Task requirements
Write the records out again, keeping each line exactly as it is.
+++
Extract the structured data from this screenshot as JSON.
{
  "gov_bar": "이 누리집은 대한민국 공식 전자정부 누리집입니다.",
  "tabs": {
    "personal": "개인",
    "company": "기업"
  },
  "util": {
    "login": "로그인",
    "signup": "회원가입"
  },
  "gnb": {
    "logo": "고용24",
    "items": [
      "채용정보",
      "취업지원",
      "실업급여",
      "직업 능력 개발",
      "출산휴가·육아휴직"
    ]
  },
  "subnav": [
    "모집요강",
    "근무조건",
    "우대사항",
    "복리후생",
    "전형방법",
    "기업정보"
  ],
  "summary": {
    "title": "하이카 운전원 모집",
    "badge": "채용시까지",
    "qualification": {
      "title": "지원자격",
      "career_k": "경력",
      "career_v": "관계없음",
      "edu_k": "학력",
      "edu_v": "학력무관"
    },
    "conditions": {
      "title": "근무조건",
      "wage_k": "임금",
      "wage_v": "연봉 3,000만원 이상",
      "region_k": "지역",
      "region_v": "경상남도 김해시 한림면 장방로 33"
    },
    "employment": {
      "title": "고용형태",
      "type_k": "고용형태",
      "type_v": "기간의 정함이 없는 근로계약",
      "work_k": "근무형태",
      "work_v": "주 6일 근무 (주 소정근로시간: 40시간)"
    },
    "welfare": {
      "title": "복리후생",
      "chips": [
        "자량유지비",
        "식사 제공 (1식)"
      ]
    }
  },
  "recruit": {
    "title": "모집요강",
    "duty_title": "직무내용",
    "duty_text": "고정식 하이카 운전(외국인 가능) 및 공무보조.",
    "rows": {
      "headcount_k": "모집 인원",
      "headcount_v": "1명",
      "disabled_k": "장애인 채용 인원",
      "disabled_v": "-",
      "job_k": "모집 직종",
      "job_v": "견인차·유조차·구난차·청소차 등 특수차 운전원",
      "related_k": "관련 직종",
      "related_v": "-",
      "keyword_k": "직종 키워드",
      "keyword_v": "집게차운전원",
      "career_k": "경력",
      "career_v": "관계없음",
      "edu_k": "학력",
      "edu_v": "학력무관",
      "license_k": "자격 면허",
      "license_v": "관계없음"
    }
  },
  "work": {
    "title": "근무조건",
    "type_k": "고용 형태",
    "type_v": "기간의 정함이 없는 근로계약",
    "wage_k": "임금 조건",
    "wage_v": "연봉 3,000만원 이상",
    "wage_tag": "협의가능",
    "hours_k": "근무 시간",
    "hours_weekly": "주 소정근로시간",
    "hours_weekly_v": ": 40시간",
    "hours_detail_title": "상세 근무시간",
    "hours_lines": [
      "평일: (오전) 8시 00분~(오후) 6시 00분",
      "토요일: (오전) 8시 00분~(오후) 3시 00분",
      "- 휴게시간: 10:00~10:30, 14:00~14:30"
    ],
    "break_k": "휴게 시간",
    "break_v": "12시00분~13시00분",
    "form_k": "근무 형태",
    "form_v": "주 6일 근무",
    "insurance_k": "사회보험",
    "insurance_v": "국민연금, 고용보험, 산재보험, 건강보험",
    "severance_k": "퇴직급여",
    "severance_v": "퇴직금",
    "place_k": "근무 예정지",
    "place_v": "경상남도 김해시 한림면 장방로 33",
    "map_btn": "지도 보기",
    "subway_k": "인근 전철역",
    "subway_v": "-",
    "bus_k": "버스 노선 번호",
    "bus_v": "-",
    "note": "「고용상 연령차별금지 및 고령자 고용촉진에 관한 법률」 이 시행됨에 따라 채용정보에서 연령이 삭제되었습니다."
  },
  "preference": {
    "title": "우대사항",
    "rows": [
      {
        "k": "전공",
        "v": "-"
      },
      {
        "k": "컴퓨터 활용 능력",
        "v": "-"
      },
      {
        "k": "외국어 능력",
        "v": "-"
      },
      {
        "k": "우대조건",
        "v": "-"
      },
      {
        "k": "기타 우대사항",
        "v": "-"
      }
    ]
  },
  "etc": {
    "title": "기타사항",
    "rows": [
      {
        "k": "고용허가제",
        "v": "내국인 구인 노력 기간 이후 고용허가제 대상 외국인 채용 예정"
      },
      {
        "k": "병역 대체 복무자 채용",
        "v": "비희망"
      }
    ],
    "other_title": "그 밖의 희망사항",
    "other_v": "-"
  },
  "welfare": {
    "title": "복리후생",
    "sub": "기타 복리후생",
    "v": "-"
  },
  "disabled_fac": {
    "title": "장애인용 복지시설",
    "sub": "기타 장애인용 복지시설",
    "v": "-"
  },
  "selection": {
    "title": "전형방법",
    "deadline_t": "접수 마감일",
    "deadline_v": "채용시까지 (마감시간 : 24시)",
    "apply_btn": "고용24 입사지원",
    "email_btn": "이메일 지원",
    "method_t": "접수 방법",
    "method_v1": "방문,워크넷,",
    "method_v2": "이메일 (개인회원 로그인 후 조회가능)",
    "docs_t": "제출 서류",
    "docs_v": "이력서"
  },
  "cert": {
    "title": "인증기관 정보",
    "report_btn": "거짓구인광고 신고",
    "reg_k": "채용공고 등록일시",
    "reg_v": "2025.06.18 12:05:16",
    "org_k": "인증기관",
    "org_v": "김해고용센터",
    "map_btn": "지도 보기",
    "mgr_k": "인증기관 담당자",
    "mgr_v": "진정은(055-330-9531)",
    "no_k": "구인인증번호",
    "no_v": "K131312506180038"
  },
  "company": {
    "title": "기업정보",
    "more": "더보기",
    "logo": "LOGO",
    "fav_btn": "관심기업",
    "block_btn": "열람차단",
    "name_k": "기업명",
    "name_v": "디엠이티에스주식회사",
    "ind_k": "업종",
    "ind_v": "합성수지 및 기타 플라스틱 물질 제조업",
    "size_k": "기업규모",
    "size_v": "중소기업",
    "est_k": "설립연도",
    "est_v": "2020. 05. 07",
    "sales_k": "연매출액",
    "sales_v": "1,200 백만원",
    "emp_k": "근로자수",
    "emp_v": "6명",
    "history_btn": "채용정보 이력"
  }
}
+++
Complete response
Extract the structured data from this screenshot as JSON.
{
  "gov_bar": "이 누리집은 대한민국 공식 전자정부 누리집입니다.",
  "tabs": {
    "personal": "개인",
    "company": "기업"
  },
  "util": {
    "login": "로그인",
    "signup": "회원가입"
  },
  "gnb": {
    "logo": "고용24",
    "items": [
      "채용정보",
      "취업지원",
      "실업급여",
      "직업 능력 개발",
      "출산휴가·육아휴직"
    ]
  },
  "subnav": [
    "모집요강",
    "근무조건",
    "우대사항",
    "복리후생",
    "전형방법",
    "기업정보"
  ],
  "summary": {
    "title": "하이카 운전원 모집",
    "badge": "채용시까지",
    "qualification": {
      "title": "지원자격",
      "career_k": "경력",
      "career_v": "관계없음",
      "edu_k": "학력",
      "edu_v": "학력무관"
    },
    "conditions": {
      "title": "근무조건",
      "wage_k": "임금",
      "wage_v": "연봉 3,000만원 이상",
      "region_k": "지역",
      "region_v": "경상남도 김해시 한림면 장방로 33"
    },
    "employment": {
      "title": "고용형태",
      "type_k": "고용형태",
      "type_v": "기간의 정함이 없는 근로계약",
      "work_k": "근무형태",
      "work_v": "주 6일 근무 (주 소정근로시간: 40시간)"
    },
    "welfare": {
      "title": "복리후생",
      "chips": [
        "자량유지비",
        "식사 제공 (1식)"
      ]
    }
  },
  "recruit": {
    "title": "모집요강",
    "duty_title": "직무내용",
    "duty_text": "고정식 하이카 운전(외국인 가능) 및 공무보조.",
    "rows": {
      "headcount_k": "모집 인원",
      "headcount_v": "1명",
      "disabled_k": "장애인 채용 인원",
      "disabled_v": "-",
      "job_k": "모집 직종",
      "job_v": "견인차·유조차·구난차·청소차 등 특수차 운전원",
      "related_k": "관련 직종",
      "related_v": "-",
      "keyword_k": "직종 키워드",
      "keyword_v": "집게차운전원",
      "career_k": "경력",
      "career_v": "관계없음",
      "edu_k": "학력",
      "edu_v": "학력무관",
      "license_k": "자격 면허",
      "license_v": "관계없음"
    }
  },
  "work": {
    "title": "근무조건",
    "type_k": "고용 형태",
    "type_v": "기간의 정함이 없는 근로계약",
    "wage_k": "임금 조건",
    "wage_v": "연봉 3,000만원 이상",
    "wage_tag": "협의가능",
    "hours_k": "근무 시간",
    "hours_weekly": "주 소정근로시간",
    "hours_weekly_v": ": 40시간",
    "hours_detail_title": "상세 근무시간",
    "hours_lines": [
      "평일: (오전) 8시 00분~(오후) 6시 00분",
      "토요일: (오전) 8시 00분~(오후) 3시 00분",
      "- 휴게시간: 10:00~10:30, 14:00~14:30"
    ],
    "break_k": "휴게 시간",
    "break_v": "12시00분~13시00분",
    "form_k": "근무 형태",
    "form_v": "주 6일 근무",
    "insurance_k": "사회보험",
    "insurance_v": "국민연금, 고용보험, 산재보험, 건강보험",
    "severance_k": "퇴직급여",
    "severance_v": "퇴직금",
    "place_k": "근무 예정지",
    "place_v": "경상남도 김해시 한림면 장방로 33",
    "map_btn": "지도 보기",
    "subway_k": "인근 전철역",
    "subway_v": "-",
    "bus_k": "버스 노선 번호",
    "bus_v": "-",
    "note": "「고용상 연령차별금지 및 고령자 고용촉진에 관한 법률」 이 시행됨에 따라 채용정보에서 연령이 삭제되었습니다."
  },
  "preference": {
    "title": "우대사항",
    "rows": [
      {
        "k": "전공",
        "v": "-"
      },
      {
        "k": "컴퓨터 활용 능력",
        "v": "-"
      },
      {
        "k": "외국어 능력",
        "v": "-"
      },
      {
        "k": "우대조건",
        "v": "-"
      },
      {
        "k": "기타 우대사항",
        "v": "-"
      }
    ]
  },
  "etc": {
    "title": "기타사항",
    "rows": [
      {
        "k": "고용허가제",
        "v": "내국인 구인 노력 기간 이후 고용허가제 대상 외국인 채용 예정"
      },
      {
        "k": "병역 대체 복무자 채용",
        "v": "비희망"
      }
    ],
    "other_title": "그 밖의 희망사항",
    "other_v": "-"
  },
  "welfare": {
    "title": "복리후생",
    "sub": "기타 복리후생",
    "v": "-"
  },
  "disabled_fac": {
    "title": "장애인용 복지시설",
    "sub": "기타 장애인용 복지시설",
    "v": "-"
  },
  "selection": {
    "title": "전형방법",
    "deadline_t": "접수 마감일",
    "deadline_v": "채용시까지 (마감시간 : 24시)",
    "apply_btn": "고용24 입사지원",
    "email_btn": "이메일 지원",
    "method_t": "접수 방법",
    "method_v1": "방문,워크넷,",
    "method_v2": "이메일 (개인회원 로그인 후 조회가능)",
    "docs_t": "제출 서류",
    "docs_v": "이력서"
  },
  "cert": {
    "title": "인증기관 정보",
    "report_btn": "거짓구인광고 신고",
    "reg_k": "채용공고 등록일시",
    "reg_v": "2025.06.18 12:05:16",
    "org_k": "인증기관",
    "org_v": "김해고용센터",
    "map_btn": "지도 보기",
    "mgr_k": "인증기관 담당자",
    "mgr_v": "진정은(055-330-9531)",
    "no_k": "구인인증번호",
    "no_v": "K131312506180038"
  },
  "company": {
    "title": "기업정보",
    "more": "더보기",
    "logo": "LOGO",
    "fav_btn": "관심기업",
    "block_btn": "열람차단",
    "name_k": "기업명",
    "name_v": "디엠이티에스주식회사",
    "ind_k": "업종",
    "ind_v": "합성수지 및 기타 플라스틱 물질 제조업",
    "size_k": "기업규모",
    "size_v": "중소기업",
    "est_k": "설립연도",
    "est_v": "2020. 05. 07",
    "sales_k": "연매출액",
    "sales_v": "1,200 백만원",
    "emp_k": "근로자수",
    "emp_v": "6명",
    "history_btn": "채용정보 이력"
  }
}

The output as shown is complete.